EXERCISE INSTRUCTIONS
Reproduce all the lines below exactly and omit the images.

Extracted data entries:
━━━━━━
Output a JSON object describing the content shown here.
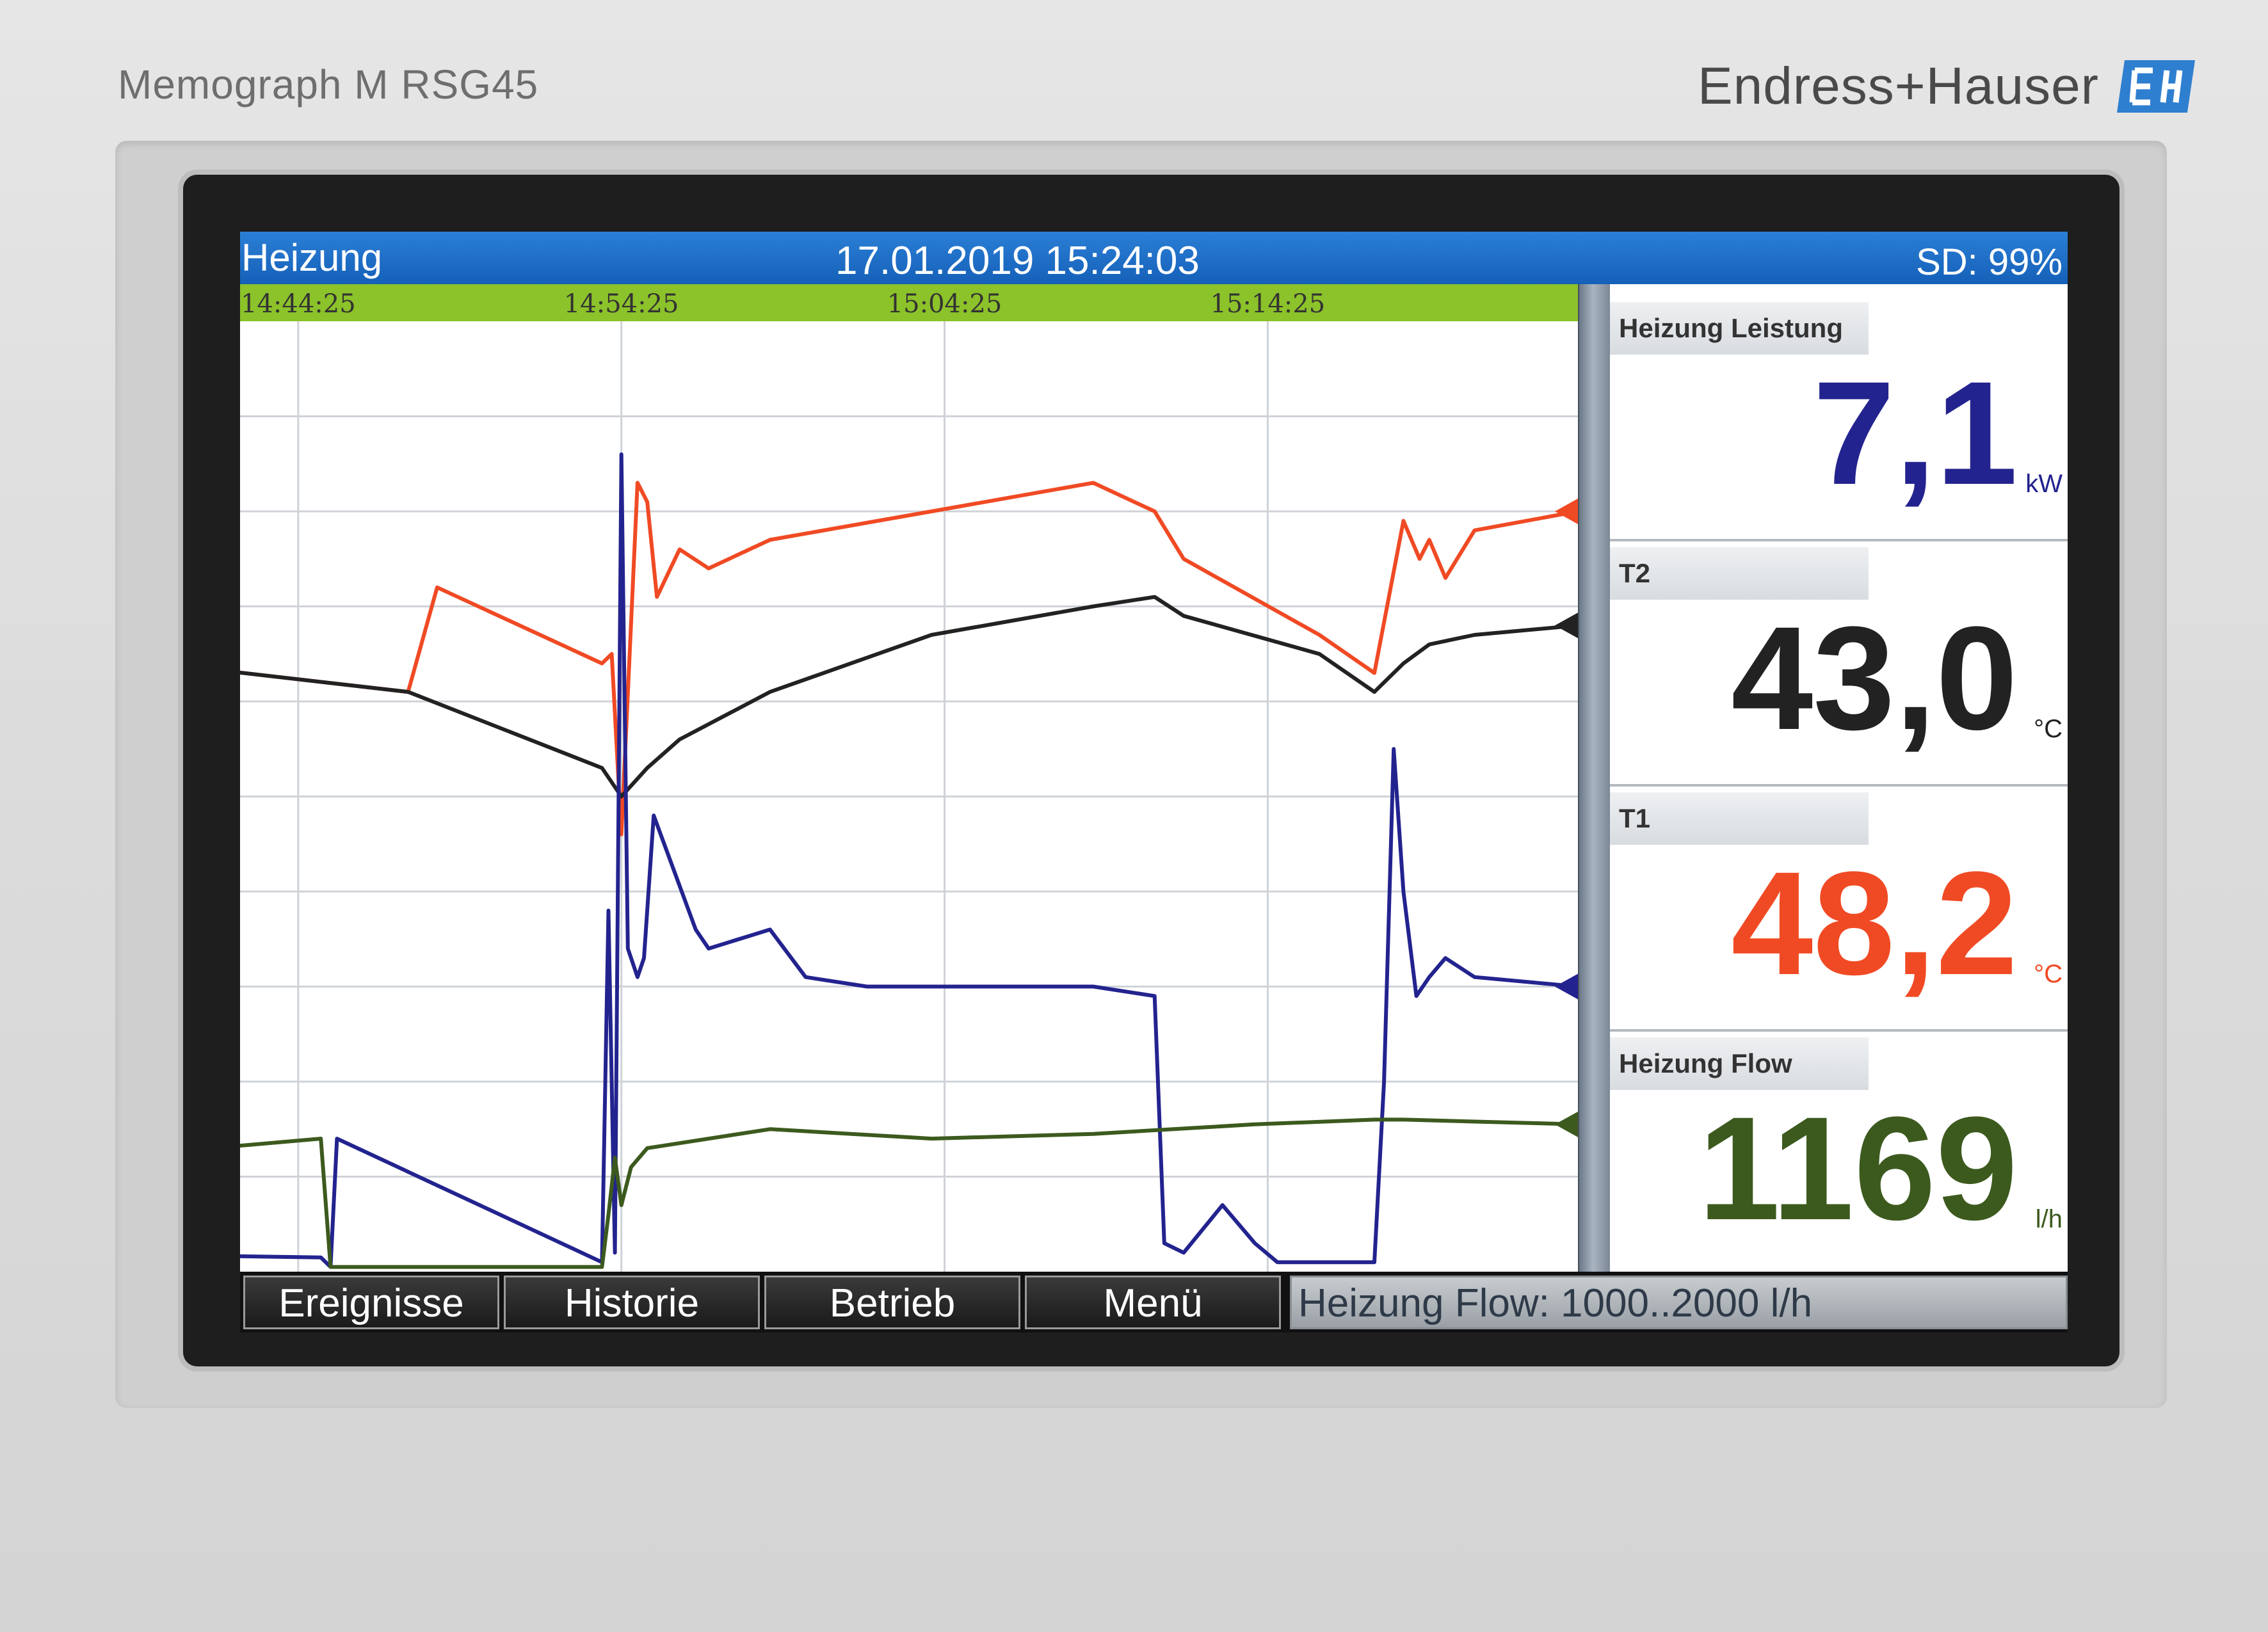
{
  "device": {
    "model": "Memograph M RSG45",
    "brand": "Endress+Hauser",
    "logo_icon": "eh-logo-icon"
  },
  "header": {
    "title": "Heizung",
    "datetime": "17.01.2019 15:24:03",
    "sd_status": "SD: 99%"
  },
  "colors": {
    "header_blue": "#1560b8",
    "timebar_green": "#8cc22a",
    "power_blue": "#23238f",
    "t2_black": "#222222",
    "t1_orange": "#f04a24",
    "flow_green": "#3c5a1e"
  },
  "channels": [
    {
      "label": "Heizung Leistung",
      "value": "7,1",
      "unit": "kW",
      "color": "#23238f"
    },
    {
      "label": "T2",
      "value": "43,0",
      "unit": "°C",
      "color": "#222222"
    },
    {
      "label": "T1",
      "value": "48,2",
      "unit": "°C",
      "color": "#f04a24"
    },
    {
      "label": "Heizung Flow",
      "value": "1169",
      "unit": "l/h",
      "color": "#3c5a1e"
    }
  ],
  "softkeys": [
    "Ereignisse",
    "Historie",
    "Betrieb",
    "Menü"
  ],
  "status_field": "Heizung Flow: 1000..2000 l/h",
  "chart_data": {
    "type": "line",
    "x_unit": "minutes",
    "xlim": [
      -41.4,
      0
    ],
    "ylim": [
      0,
      10
    ],
    "grid": true,
    "time_ticks": [
      {
        "label": "14:44:25",
        "x": -39.6
      },
      {
        "label": "14:54:25",
        "x": -29.6
      },
      {
        "label": "15:04:25",
        "x": -19.6
      },
      {
        "label": "15:14:25",
        "x": -9.6
      }
    ],
    "series": [
      {
        "channel": "T1",
        "color": "#f04a24",
        "x": [
          -49,
          -36.2,
          -35.3,
          -30.2,
          -29.9,
          -29.6,
          -29.1,
          -28.8,
          -28.5,
          -27.8,
          -26.9,
          -25,
          -20,
          -15,
          -13.1,
          -12.2,
          -8,
          -6.3,
          -5.4,
          -4.9,
          -4.6,
          -4.1,
          -3.2,
          0
        ],
        "y": [
          6.6,
          6.1,
          7.2,
          6.4,
          6.5,
          4.6,
          8.3,
          8.1,
          7.1,
          7.6,
          7.4,
          7.7,
          8.0,
          8.3,
          8.0,
          7.5,
          6.7,
          6.3,
          7.9,
          7.5,
          7.7,
          7.3,
          7.8,
          8.0
        ]
      },
      {
        "channel": "T2",
        "color": "#222222",
        "x": [
          -49,
          -36.2,
          -30.2,
          -29.6,
          -28.8,
          -27.8,
          -25,
          -20,
          -15,
          -13.1,
          -12.2,
          -8,
          -6.3,
          -5.4,
          -4.6,
          -3.2,
          0
        ],
        "y": [
          6.6,
          6.1,
          5.3,
          5.0,
          5.3,
          5.6,
          6.1,
          6.7,
          7.0,
          7.1,
          6.9,
          6.5,
          6.1,
          6.4,
          6.6,
          6.7,
          6.8
        ]
      },
      {
        "channel": "Heizung Leistung",
        "color": "#23238f",
        "x": [
          -49,
          -38.9,
          -38.6,
          -38.4,
          -30.2,
          -30.0,
          -29.8,
          -29.6,
          -29.4,
          -29.1,
          -28.9,
          -28.6,
          -27.3,
          -26.9,
          -25,
          -23.9,
          -22,
          -15,
          -13.1,
          -12.8,
          -12.2,
          -11,
          -10,
          -9.3,
          -6.3,
          -6.0,
          -5.7,
          -5.4,
          -5.0,
          -4.6,
          -4.1,
          -3.2,
          0
        ],
        "y": [
          0.2,
          0.15,
          0.05,
          1.4,
          0.1,
          3.8,
          0.2,
          8.6,
          3.4,
          3.1,
          3.3,
          4.8,
          3.6,
          3.4,
          3.6,
          3.1,
          3.0,
          3.0,
          2.9,
          0.3,
          0.2,
          0.7,
          0.3,
          0.1,
          0.1,
          2.0,
          5.5,
          4.0,
          2.9,
          3.1,
          3.3,
          3.1,
          3.0
        ]
      },
      {
        "channel": "Heizung Flow",
        "color": "#3c5a1e",
        "x": [
          -49,
          -38.9,
          -38.6,
          -38.4,
          -30.2,
          -30.0,
          -29.8,
          -29.6,
          -29.3,
          -28.8,
          -25,
          -20,
          -15,
          -10,
          -6.3,
          -5.4,
          0
        ],
        "y": [
          1.1,
          1.4,
          0.05,
          0.05,
          0.05,
          0.6,
          1.2,
          0.7,
          1.1,
          1.3,
          1.5,
          1.4,
          1.45,
          1.55,
          1.6,
          1.6,
          1.55
        ]
      }
    ]
  }
}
━━━━━━
FULL SOLUTION
Output a JSON object describing the content shown here.
{
  "device": {
    "model": "Memograph M RSG45",
    "brand": "Endress+Hauser",
    "logo_icon": "eh-logo-icon"
  },
  "header": {
    "title": "Heizung",
    "datetime": "17.01.2019 15:24:03",
    "sd_status": "SD: 99%"
  },
  "colors": {
    "header_blue": "#1560b8",
    "timebar_green": "#8cc22a",
    "power_blue": "#23238f",
    "t2_black": "#222222",
    "t1_orange": "#f04a24",
    "flow_green": "#3c5a1e"
  },
  "channels": [
    {
      "label": "Heizung Leistung",
      "value": "7,1",
      "unit": "kW",
      "color": "#23238f"
    },
    {
      "label": "T2",
      "value": "43,0",
      "unit": "°C",
      "color": "#222222"
    },
    {
      "label": "T1",
      "value": "48,2",
      "unit": "°C",
      "color": "#f04a24"
    },
    {
      "label": "Heizung Flow",
      "value": "1169",
      "unit": "l/h",
      "color": "#3c5a1e"
    }
  ],
  "softkeys": [
    "Ereignisse",
    "Historie",
    "Betrieb",
    "Menü"
  ],
  "status_field": "Heizung Flow: 1000..2000 l/h",
  "chart_data": {
    "type": "line",
    "x_unit": "minutes",
    "xlim": [
      -41.4,
      0
    ],
    "ylim": [
      0,
      10
    ],
    "grid": true,
    "time_ticks": [
      {
        "label": "14:44:25",
        "x": -39.6
      },
      {
        "label": "14:54:25",
        "x": -29.6
      },
      {
        "label": "15:04:25",
        "x": -19.6
      },
      {
        "label": "15:14:25",
        "x": -9.6
      }
    ],
    "series": [
      {
        "channel": "T1",
        "color": "#f04a24",
        "x": [
          -49,
          -36.2,
          -35.3,
          -30.2,
          -29.9,
          -29.6,
          -29.1,
          -28.8,
          -28.5,
          -27.8,
          -26.9,
          -25,
          -20,
          -15,
          -13.1,
          -12.2,
          -8,
          -6.3,
          -5.4,
          -4.9,
          -4.6,
          -4.1,
          -3.2,
          0
        ],
        "y": [
          6.6,
          6.1,
          7.2,
          6.4,
          6.5,
          4.6,
          8.3,
          8.1,
          7.1,
          7.6,
          7.4,
          7.7,
          8.0,
          8.3,
          8.0,
          7.5,
          6.7,
          6.3,
          7.9,
          7.5,
          7.7,
          7.3,
          7.8,
          8.0
        ]
      },
      {
        "channel": "T2",
        "color": "#222222",
        "x": [
          -49,
          -36.2,
          -30.2,
          -29.6,
          -28.8,
          -27.8,
          -25,
          -20,
          -15,
          -13.1,
          -12.2,
          -8,
          -6.3,
          -5.4,
          -4.6,
          -3.2,
          0
        ],
        "y": [
          6.6,
          6.1,
          5.3,
          5.0,
          5.3,
          5.6,
          6.1,
          6.7,
          7.0,
          7.1,
          6.9,
          6.5,
          6.1,
          6.4,
          6.6,
          6.7,
          6.8
        ]
      },
      {
        "channel": "Heizung Leistung",
        "color": "#23238f",
        "x": [
          -49,
          -38.9,
          -38.6,
          -38.4,
          -30.2,
          -30.0,
          -29.8,
          -29.6,
          -29.4,
          -29.1,
          -28.9,
          -28.6,
          -27.3,
          -26.9,
          -25,
          -23.9,
          -22,
          -15,
          -13.1,
          -12.8,
          -12.2,
          -11,
          -10,
          -9.3,
          -6.3,
          -6.0,
          -5.7,
          -5.4,
          -5.0,
          -4.6,
          -4.1,
          -3.2,
          0
        ],
        "y": [
          0.2,
          0.15,
          0.05,
          1.4,
          0.1,
          3.8,
          0.2,
          8.6,
          3.4,
          3.1,
          3.3,
          4.8,
          3.6,
          3.4,
          3.6,
          3.1,
          3.0,
          3.0,
          2.9,
          0.3,
          0.2,
          0.7,
          0.3,
          0.1,
          0.1,
          2.0,
          5.5,
          4.0,
          2.9,
          3.1,
          3.3,
          3.1,
          3.0
        ]
      },
      {
        "channel": "Heizung Flow",
        "color": "#3c5a1e",
        "x": [
          -49,
          -38.9,
          -38.6,
          -38.4,
          -30.2,
          -30.0,
          -29.8,
          -29.6,
          -29.3,
          -28.8,
          -25,
          -20,
          -15,
          -10,
          -6.3,
          -5.4,
          0
        ],
        "y": [
          1.1,
          1.4,
          0.05,
          0.05,
          0.05,
          0.6,
          1.2,
          0.7,
          1.1,
          1.3,
          1.5,
          1.4,
          1.45,
          1.55,
          1.6,
          1.6,
          1.55
        ]
      }
    ]
  }
}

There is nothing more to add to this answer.